Copy out each line below that has the word "Caroline" in it.

-- start EXERCISE MATERIALS --

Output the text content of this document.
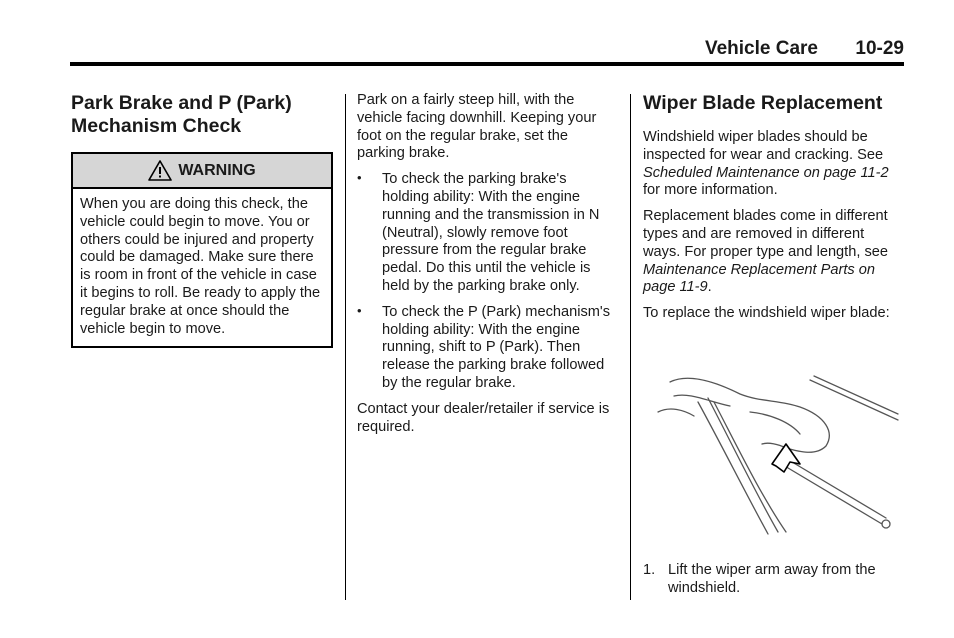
Vehicle Care 10-29
Park Brake and P (Park) Mechanism Check
WARNING
When you are doing this check, the vehicle could begin to move. You or others could be injured and property could be damaged. Make sure there is room in front of the vehicle in case it begins to roll. Be ready to apply the regular brake at once should the vehicle begin to move.

Park on a fairly steep hill, with the vehicle facing downhill. Keeping your foot on the regular brake, set the parking brake.

• To check the parking brake's holding ability: With the engine running and the transmission in N (Neutral), slowly remove foot pressure from the regular brake pedal. Do this until the vehicle is held by the parking brake only.
• To check the P (Park) mechanism's holding ability: With the engine running, shift to P (Park). Then release the parking brake followed by the regular brake.

Contact your dealer/retailer if service is required.

Wiper Blade Replacement

Windshield wiper blades should be inspected for wear and cracking. See Scheduled Maintenance on page 11-2 for more information.

Replacement blades come in different types and are removed in different ways. For proper type and length, see Maintenance Replacement Parts on page 11-9.

To replace the windshield wiper blade:

1. Lift the wiper arm away from the windshield.
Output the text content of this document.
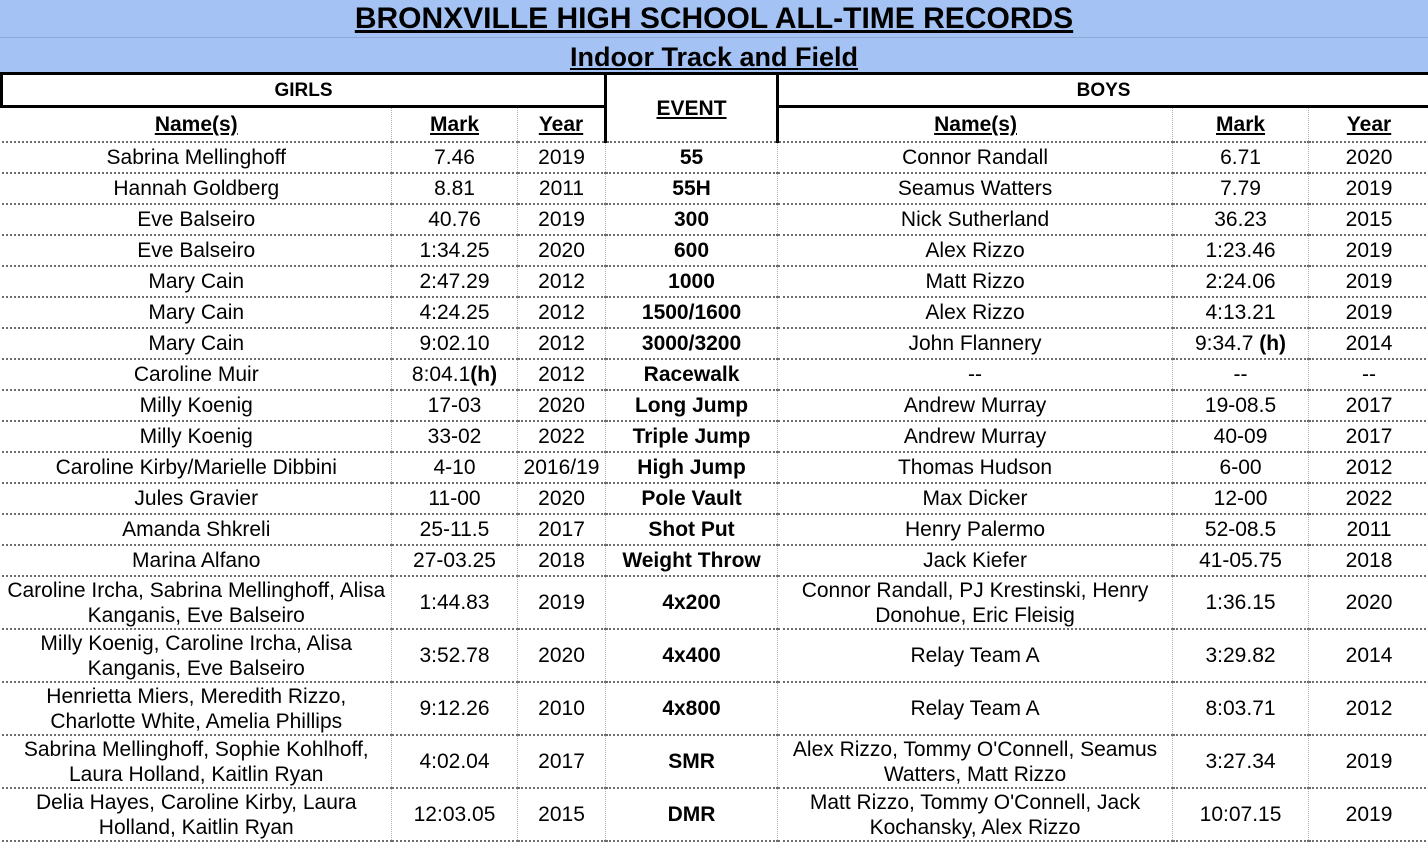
BRONXVILLE HIGH SCHOOL ALL-TIME RECORDS
Indoor Track and Field
GIRLS			EVENT	BOYS		
Name(s)	Mark	Year		Name(s)	Mark	Year
Sabrina Mellinghoff	7.46	2019	55	Connor Randall	6.71	2020
Hannah Goldberg	8.81	2011	55H	Seamus Watters	7.79	2019
Eve Balseiro	40.76	2019	300	Nick Sutherland	36.23	2015
Eve Balseiro	1:34.25	2020	600	Alex Rizzo	1:23.46	2019
Mary Cain	2:47.29	2012	1000	Matt Rizzo	2:24.06	2019
Mary Cain	4:24.25	2012	1500/1600	Alex Rizzo	4:13.21	2019
Mary Cain	9:02.10	2012	3000/3200	John Flannery	9:34.7 (h)	2014
Caroline Muir	8:04.1(h)	2012	Racewalk	--	--	--
Milly Koenig	17-03	2020	Long Jump	Andrew Murray	19-08.5	2017
Milly Koenig	33-02	2022	Triple Jump	Andrew Murray	40-09	2017
Caroline Kirby/Marielle Dibbini	4-10	2016/19	High Jump	Thomas Hudson	6-00	2012
Jules Gravier	11-00	2020	Pole Vault	Max Dicker	12-00	2022
Amanda Shkreli	25-11.5	2017	Shot Put	Henry Palermo	52-08.5	2011
Marina Alfano	27-03.25	2018	Weight Throw	Jack Kiefer	41-05.75	2018
Caroline Ircha, Sabrina Mellinghoff, Alisa Kanganis, Eve Balseiro	1:44.83	2019	4x200	Connor Randall, PJ Krestinski, Henry Donohue, Eric Fleisig	1:36.15	2020
Milly Koenig, Caroline Ircha, Alisa Kanganis, Eve Balseiro	3:52.78	2020	4x400	Relay Team A	3:29.82	2014
Henrietta Miers, Meredith Rizzo, Charlotte White, Amelia Phillips	9:12.26	2010	4x800	Relay Team A	8:03.71	2012
Sabrina Mellinghoff, Sophie Kohlhoff, Laura Holland, Kaitlin Ryan	4:02.04	2017	SMR	Alex Rizzo, Tommy O'Connell, Seamus Watters, Matt Rizzo	3:27.34	2019
Delia Hayes, Caroline Kirby, Laura Holland, Kaitlin Ryan	12:03.05	2015	DMR	Matt Rizzo, Tommy O'Connell, Jack Kochansky, Alex Rizzo	10:07.15	2019
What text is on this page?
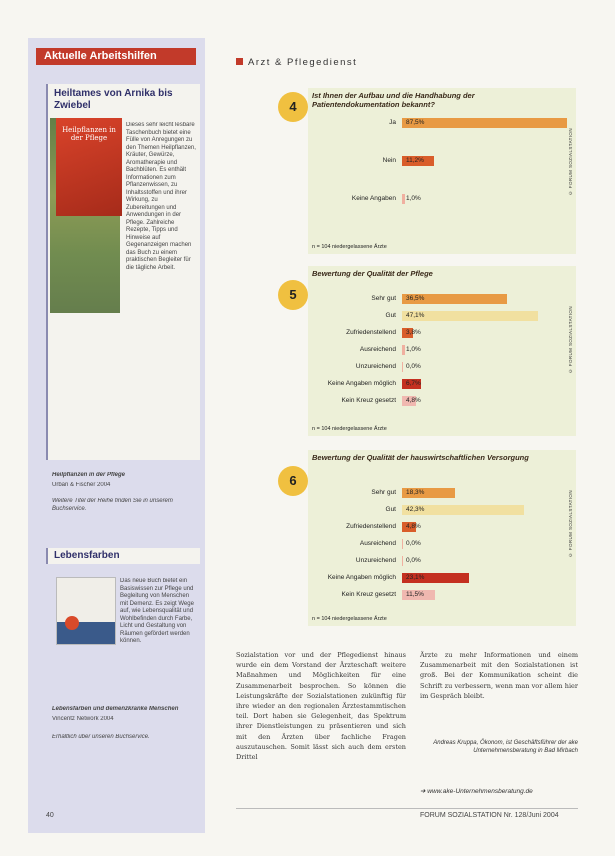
Aktuelle Arbeitshilfen
Heiltames von Arnika bis Zwiebel
Heilpflanzen in der Pflege
Dieses sehr leicht lesbare Taschenbuch bietet eine Fülle von Anregungen zu den Themen Heilpflanzen, Kräuter, Gewürze, Aromatherapie und Bachblüten. Es enthält Informationen zum Pflanzenwissen, zu Inhaltsstoffen und ihrer Wirkung, zu Zubereitungen und Anwendungen in der Pflege. Zahlreiche Rezepte, Tipps und Hinweise auf Gegenanzeigen machen das Buch zu einem praktischen Begleiter für die tägliche Arbeit.
Heilpflanzen in der Pflege
Urban & Fischer 2004
Weitere Titel der Reihe finden Sie in unserem Buchservice.
Lebensfarben
Das neue Buch bietet ein Basiswissen zur Pflege und Begleitung von Menschen mit Demenz. Es zeigt Wege auf, wie Lebensqualität und Wohlbefinden durch Farbe, Licht und Gestaltung von Räumen gefördert werden können.
Lebensfarben und demenzkranke Menschen
Vincentz Network 2004
Erhältlich über unseren Buchservice.
40
Arzt & Pflegedienst
4
Ist Ihnen der Aufbau und die Handhabung der Patientendokumentation bekannt?
Ja 87,5%
Nein 11,2%
Keine Angaben 1,0%
n = 104 niedergelassene Ärzte
© FORUM SOZIALSTATION
5
Bewertung der Qualität der Pflege
Sehr gut 36,5%
Gut 47,1%
Zufriedenstellend 3,8%
Ausreichend 1,0%
Unzureichend 0,0%
Keine Angaben möglich 6,7%
Kein Kreuz gesetzt 4,8%
n = 104 niedergelassene Ärzte
© FORUM SOZIALSTATION
6
Bewertung der Qualität der hauswirtschaftlichen Versorgung
Sehr gut 18,3%
Gut 42,3%
Zufriedenstellend 4,8%
Ausreichend 0,0%
Unzureichend 0,0%
Keine Angaben möglich 23,1%
Kein Kreuz gesetzt 11,5%
n = 104 niedergelassene Ärzte
© FORUM SOZIALSTATION
Sozialstation vor und der Pflegedienst hinaus wurde ein dem Vorstand der Ärzteschaft weitere Maßnahmen und Möglichkeiten für eine Zusammenarbeit besprochen. So können die Leistungskräfte der Sozialstationen zukünftig für ihre wieder an den regionalen Ärztestammtischen teil. Dort haben sie Gelegenheit, das Spektrum ihrer Dienstleistungen zu präsentieren und sich mit den Ärzten über fachliche Fragen auszutauschen. Somit lässt sich auch dem ersten Drittel
Ärzte zu mehr Informationen und einem Zusammenarbeit mit den Sozialstationen ist groß. Bei der Kommunikation scheint die Schrift zu verbessern, wenn man vor allem hier im Gespräch bleibt.
Andreas Kruppa, Ökonom, ist Geschäftsführer der ake Unternehmensberatung in Bad Mirbach
➔ www.ake-Unternehmensberatung.de
FORUM SOZIALSTATION Nr. 128/Juni 2004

-- end EXERCISE MATERIALS --

REPLY
Caroline Muir	8:04.1(h)	2012	Racewalk	--	--	--
Caroline Kirby/Marielle Dibbini	4-10	2016/19	High Jump	Thomas Hudson	6-00	2012
Caroline Ircha, Sabrina Mellinghoff, Alisa Kanganis, Eve Balseiro	1:44.83	2019	4x200	Connor Randall, PJ Krestinski, Henry Donohue, Eric Fleisig	1:36.15	2020
Milly Koenig, Caroline Ircha, Alisa Kanganis, Eve Balseiro	3:52.78	2020	4x400	Relay Team A	3:29.82	2014
Delia Hayes, Caroline Kirby, Laura Holland, Kaitlin Ryan	12:03.05	2015	DMR	Matt Rizzo, Tommy O'Connell, Jack Kochansky, Alex Rizzo	10:07.15	2019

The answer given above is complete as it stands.